>> Start

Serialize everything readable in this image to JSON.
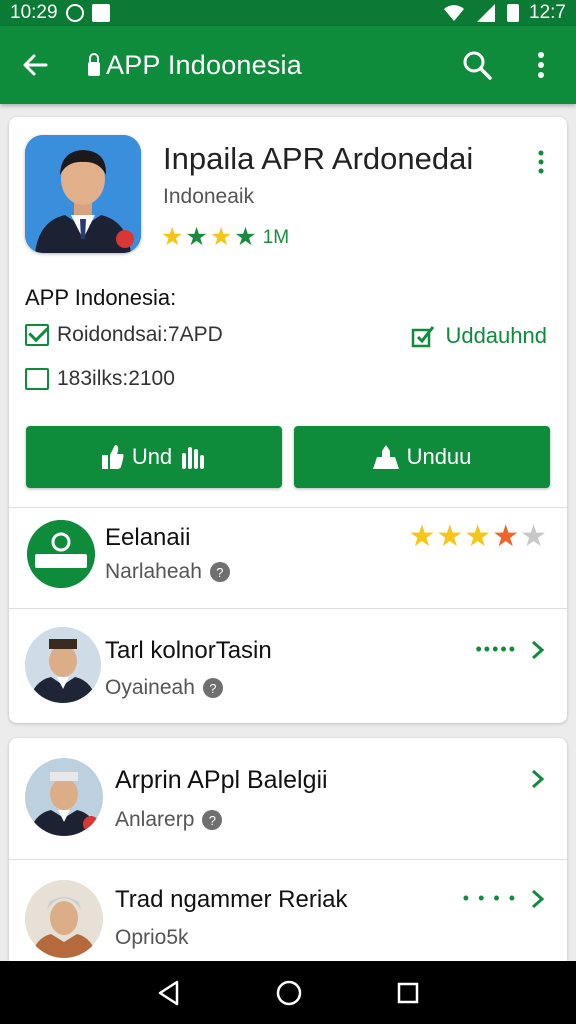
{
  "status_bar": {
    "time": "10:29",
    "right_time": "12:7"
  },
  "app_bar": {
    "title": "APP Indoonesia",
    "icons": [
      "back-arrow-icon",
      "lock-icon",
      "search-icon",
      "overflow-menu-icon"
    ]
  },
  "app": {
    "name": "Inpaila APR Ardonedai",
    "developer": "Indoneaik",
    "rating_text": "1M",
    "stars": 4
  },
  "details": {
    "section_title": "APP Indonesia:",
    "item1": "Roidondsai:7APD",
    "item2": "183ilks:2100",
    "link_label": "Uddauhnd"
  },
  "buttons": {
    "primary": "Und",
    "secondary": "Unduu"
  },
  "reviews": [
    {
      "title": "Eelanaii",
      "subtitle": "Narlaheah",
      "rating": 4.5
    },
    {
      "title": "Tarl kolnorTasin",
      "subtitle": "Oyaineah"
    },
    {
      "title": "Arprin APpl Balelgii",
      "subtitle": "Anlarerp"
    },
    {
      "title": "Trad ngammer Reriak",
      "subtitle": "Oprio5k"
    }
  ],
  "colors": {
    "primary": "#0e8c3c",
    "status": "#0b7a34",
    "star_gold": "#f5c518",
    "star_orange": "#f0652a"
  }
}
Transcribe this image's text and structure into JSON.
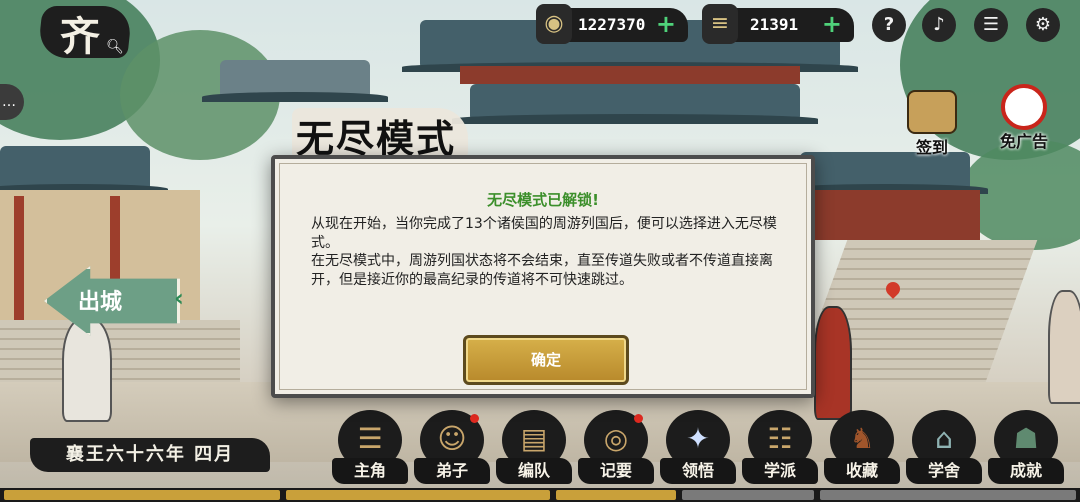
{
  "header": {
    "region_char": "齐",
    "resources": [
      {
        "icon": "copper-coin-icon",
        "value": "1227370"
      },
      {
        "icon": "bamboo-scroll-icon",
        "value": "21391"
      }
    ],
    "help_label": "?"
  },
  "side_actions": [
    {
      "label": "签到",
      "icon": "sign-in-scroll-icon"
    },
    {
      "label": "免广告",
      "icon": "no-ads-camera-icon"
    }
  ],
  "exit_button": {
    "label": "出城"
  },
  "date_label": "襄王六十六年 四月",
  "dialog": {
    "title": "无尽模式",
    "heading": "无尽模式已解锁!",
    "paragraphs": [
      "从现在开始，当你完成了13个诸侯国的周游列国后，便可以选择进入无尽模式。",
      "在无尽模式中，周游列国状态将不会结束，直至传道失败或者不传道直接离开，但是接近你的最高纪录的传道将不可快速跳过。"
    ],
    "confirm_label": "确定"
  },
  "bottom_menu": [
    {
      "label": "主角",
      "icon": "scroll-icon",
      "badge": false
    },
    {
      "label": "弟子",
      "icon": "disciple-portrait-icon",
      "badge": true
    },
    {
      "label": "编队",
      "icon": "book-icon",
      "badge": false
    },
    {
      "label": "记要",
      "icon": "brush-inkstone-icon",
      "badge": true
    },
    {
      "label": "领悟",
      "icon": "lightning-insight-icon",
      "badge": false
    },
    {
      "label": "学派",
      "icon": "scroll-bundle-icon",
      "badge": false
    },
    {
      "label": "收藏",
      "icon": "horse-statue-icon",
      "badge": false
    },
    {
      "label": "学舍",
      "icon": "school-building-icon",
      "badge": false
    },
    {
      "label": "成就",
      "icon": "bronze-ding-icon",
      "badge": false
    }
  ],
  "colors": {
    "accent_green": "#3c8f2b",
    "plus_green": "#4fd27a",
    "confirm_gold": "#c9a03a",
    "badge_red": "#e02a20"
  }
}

>> End

→ **Task**: Each line of the material must be retyped exactly, except that images are omitted.

→ **Solution to this task**:
Serialize everything readable in this image to JSON.
{
  "status_bar": {
    "time": "10:29",
    "right_time": "12:7"
  },
  "app_bar": {
    "title": "APP Indoonesia",
    "icons": [
      "back-arrow-icon",
      "lock-icon",
      "search-icon",
      "overflow-menu-icon"
    ]
  },
  "app": {
    "name": "Inpaila APR Ardonedai",
    "developer": "Indoneaik",
    "rating_text": "1M",
    "stars": 4
  },
  "details": {
    "section_title": "APP Indonesia:",
    "item1": "Roidondsai:7APD",
    "item2": "183ilks:2100",
    "link_label": "Uddauhnd"
  },
  "buttons": {
    "primary": "Und",
    "secondary": "Unduu"
  },
  "reviews": [
    {
      "title": "Eelanaii",
      "subtitle": "Narlaheah",
      "rating": 4.5
    },
    {
      "title": "Tarl kolnorTasin",
      "subtitle": "Oyaineah"
    },
    {
      "title": "Arprin APpl Balelgii",
      "subtitle": "Anlarerp"
    },
    {
      "title": "Trad ngammer Reriak",
      "subtitle": "Oprio5k"
    }
  ],
  "colors": {
    "primary": "#0e8c3c",
    "status": "#0b7a34",
    "star_gold": "#f5c518",
    "star_orange": "#f0652a"
  }
}
Transcribe this image's text and structure into JSON.
{
  "header": {
    "region_char": "齐",
    "resources": [
      {
        "icon": "copper-coin-icon",
        "value": "1227370"
      },
      {
        "icon": "bamboo-scroll-icon",
        "value": "21391"
      }
    ],
    "help_label": "?"
  },
  "side_actions": [
    {
      "label": "签到",
      "icon": "sign-in-scroll-icon"
    },
    {
      "label": "免广告",
      "icon": "no-ads-camera-icon"
    }
  ],
  "exit_button": {
    "label": "出城"
  },
  "date_label": "襄王六十六年 四月",
  "dialog": {
    "title": "无尽模式",
    "heading": "无尽模式已解锁!",
    "paragraphs": [
      "从现在开始，当你完成了13个诸侯国的周游列国后，便可以选择进入无尽模式。",
      "在无尽模式中，周游列国状态将不会结束，直至传道失败或者不传道直接离开，但是接近你的最高纪录的传道将不可快速跳过。"
    ],
    "confirm_label": "确定"
  },
  "bottom_menu": [
    {
      "label": "主角",
      "icon": "scroll-icon",
      "badge": false
    },
    {
      "label": "弟子",
      "icon": "disciple-portrait-icon",
      "badge": true
    },
    {
      "label": "编队",
      "icon": "book-icon",
      "badge": false
    },
    {
      "label": "记要",
      "icon": "brush-inkstone-icon",
      "badge": true
    },
    {
      "label": "领悟",
      "icon": "lightning-insight-icon",
      "badge": false
    },
    {
      "label": "学派",
      "icon": "scroll-bundle-icon",
      "badge": false
    },
    {
      "label": "收藏",
      "icon": "horse-statue-icon",
      "badge": false
    },
    {
      "label": "学舍",
      "icon": "school-building-icon",
      "badge": false
    },
    {
      "label": "成就",
      "icon": "bronze-ding-icon",
      "badge": false
    }
  ],
  "colors": {
    "accent_green": "#3c8f2b",
    "plus_green": "#4fd27a",
    "confirm_gold": "#c9a03a",
    "badge_red": "#e02a20"
  }
}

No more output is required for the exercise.